Give the listing again exactly, omitting its images.

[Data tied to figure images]
+--

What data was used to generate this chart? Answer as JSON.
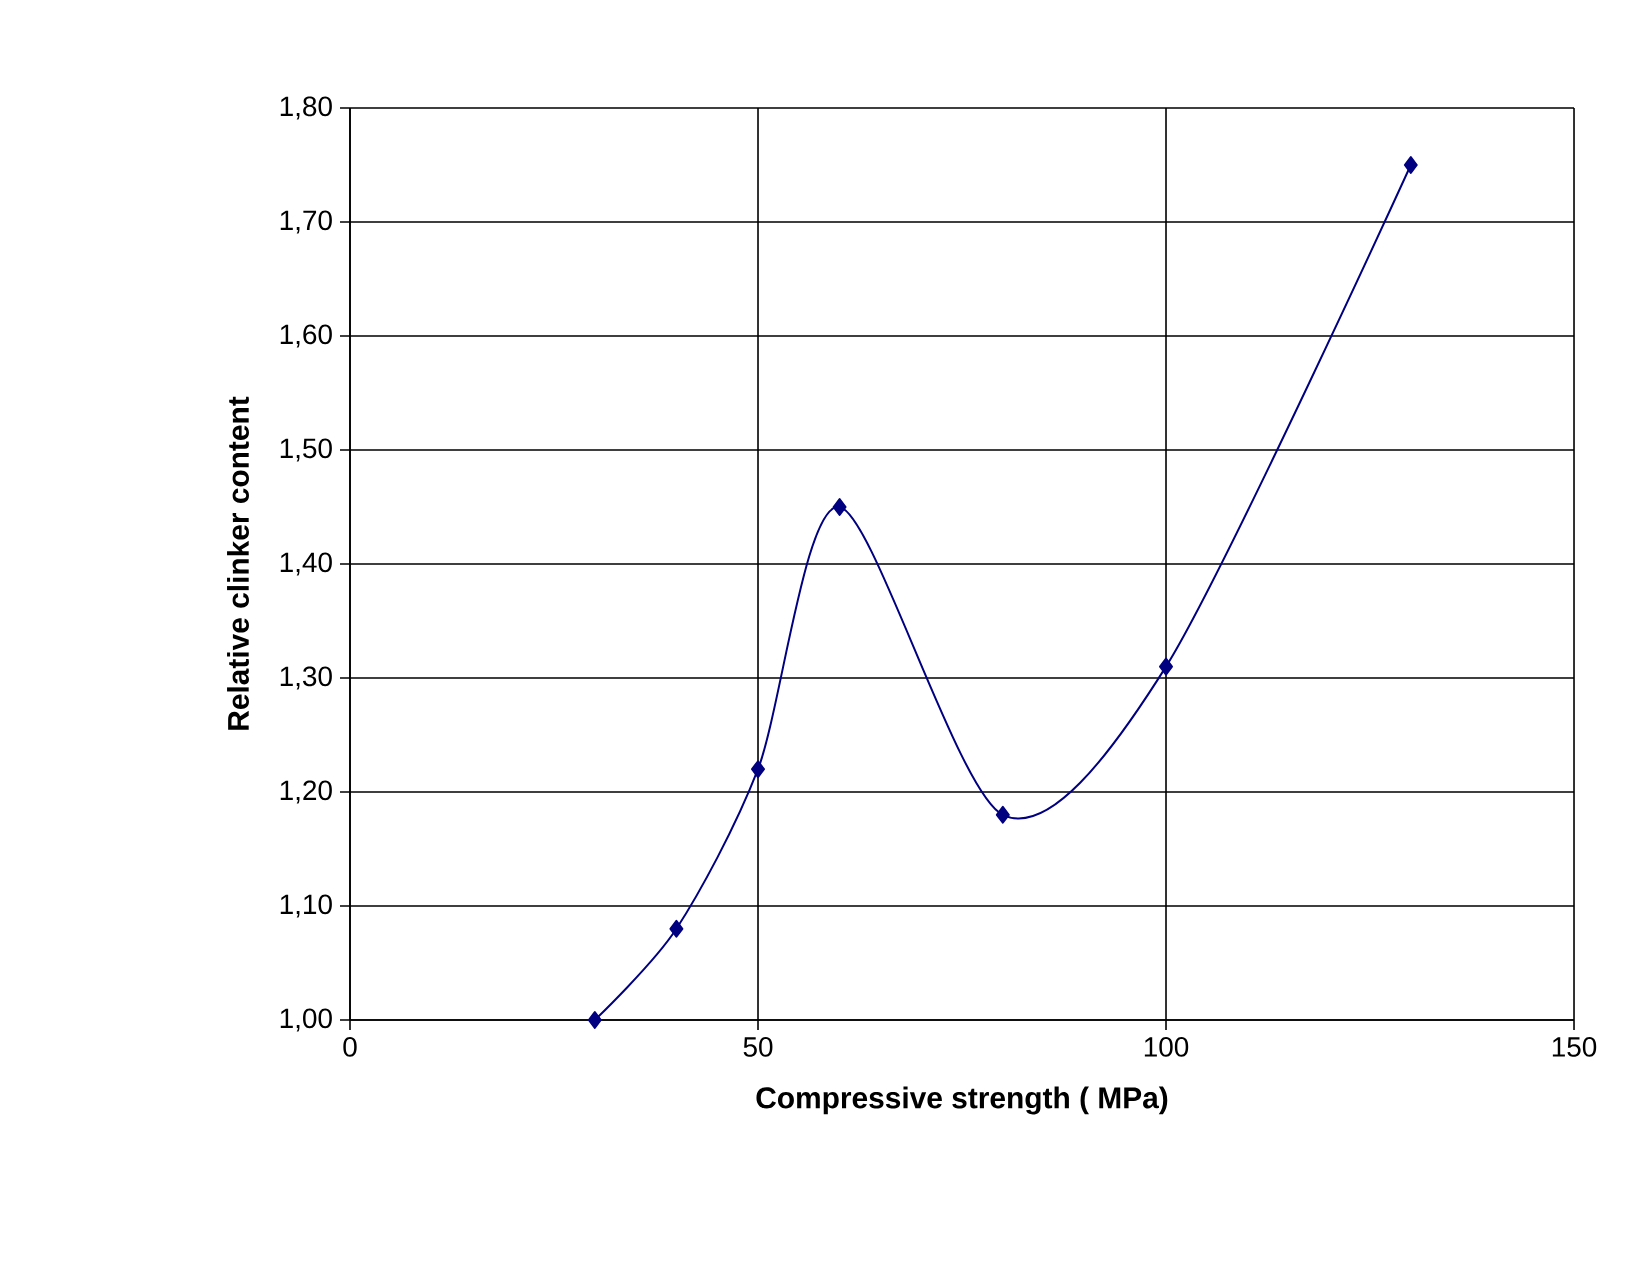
{
  "chart_data": {
    "type": "line",
    "xlabel": "Compressive strength ( MPa)",
    "ylabel": "Relative clinker content",
    "x": [
      30,
      40,
      50,
      60,
      80,
      100,
      130
    ],
    "series": [
      {
        "color": "#000080",
        "values": [
          1.0,
          1.08,
          1.22,
          1.45,
          1.18,
          1.31,
          1.75
        ]
      }
    ],
    "xlim": [
      0,
      150
    ],
    "xticks": [
      0,
      50,
      100,
      150
    ],
    "ylim": [
      1.0,
      1.8
    ],
    "yticks": [
      {
        "value": 1.0,
        "label": "1,00"
      },
      {
        "value": 1.1,
        "label": "1,10"
      },
      {
        "value": 1.2,
        "label": "1,20"
      },
      {
        "value": 1.3,
        "label": "1,30"
      },
      {
        "value": 1.4,
        "label": "1,40"
      },
      {
        "value": 1.5,
        "label": "1,50"
      },
      {
        "value": 1.6,
        "label": "1,60"
      },
      {
        "value": 1.7,
        "label": "1,70"
      },
      {
        "value": 1.8,
        "label": "1,80"
      }
    ],
    "grid": true,
    "marker": "diamond",
    "line_style": "solid"
  }
}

+--

Reply:
What data was used to generate this chart? Answer as JSON.
{
  "chart_data": {
    "type": "line",
    "xlabel": "Compressive strength ( MPa)",
    "ylabel": "Relative clinker content",
    "x": [
      30,
      40,
      50,
      60,
      80,
      100,
      130
    ],
    "series": [
      {
        "color": "#000080",
        "values": [
          1.0,
          1.08,
          1.22,
          1.45,
          1.18,
          1.31,
          1.75
        ]
      }
    ],
    "xlim": [
      0,
      150
    ],
    "xticks": [
      0,
      50,
      100,
      150
    ],
    "ylim": [
      1.0,
      1.8
    ],
    "yticks": [
      {
        "value": 1.0,
        "label": "1,00"
      },
      {
        "value": 1.1,
        "label": "1,10"
      },
      {
        "value": 1.2,
        "label": "1,20"
      },
      {
        "value": 1.3,
        "label": "1,30"
      },
      {
        "value": 1.4,
        "label": "1,40"
      },
      {
        "value": 1.5,
        "label": "1,50"
      },
      {
        "value": 1.6,
        "label": "1,60"
      },
      {
        "value": 1.7,
        "label": "1,70"
      },
      {
        "value": 1.8,
        "label": "1,80"
      }
    ],
    "grid": true,
    "marker": "diamond",
    "line_style": "solid"
  }
}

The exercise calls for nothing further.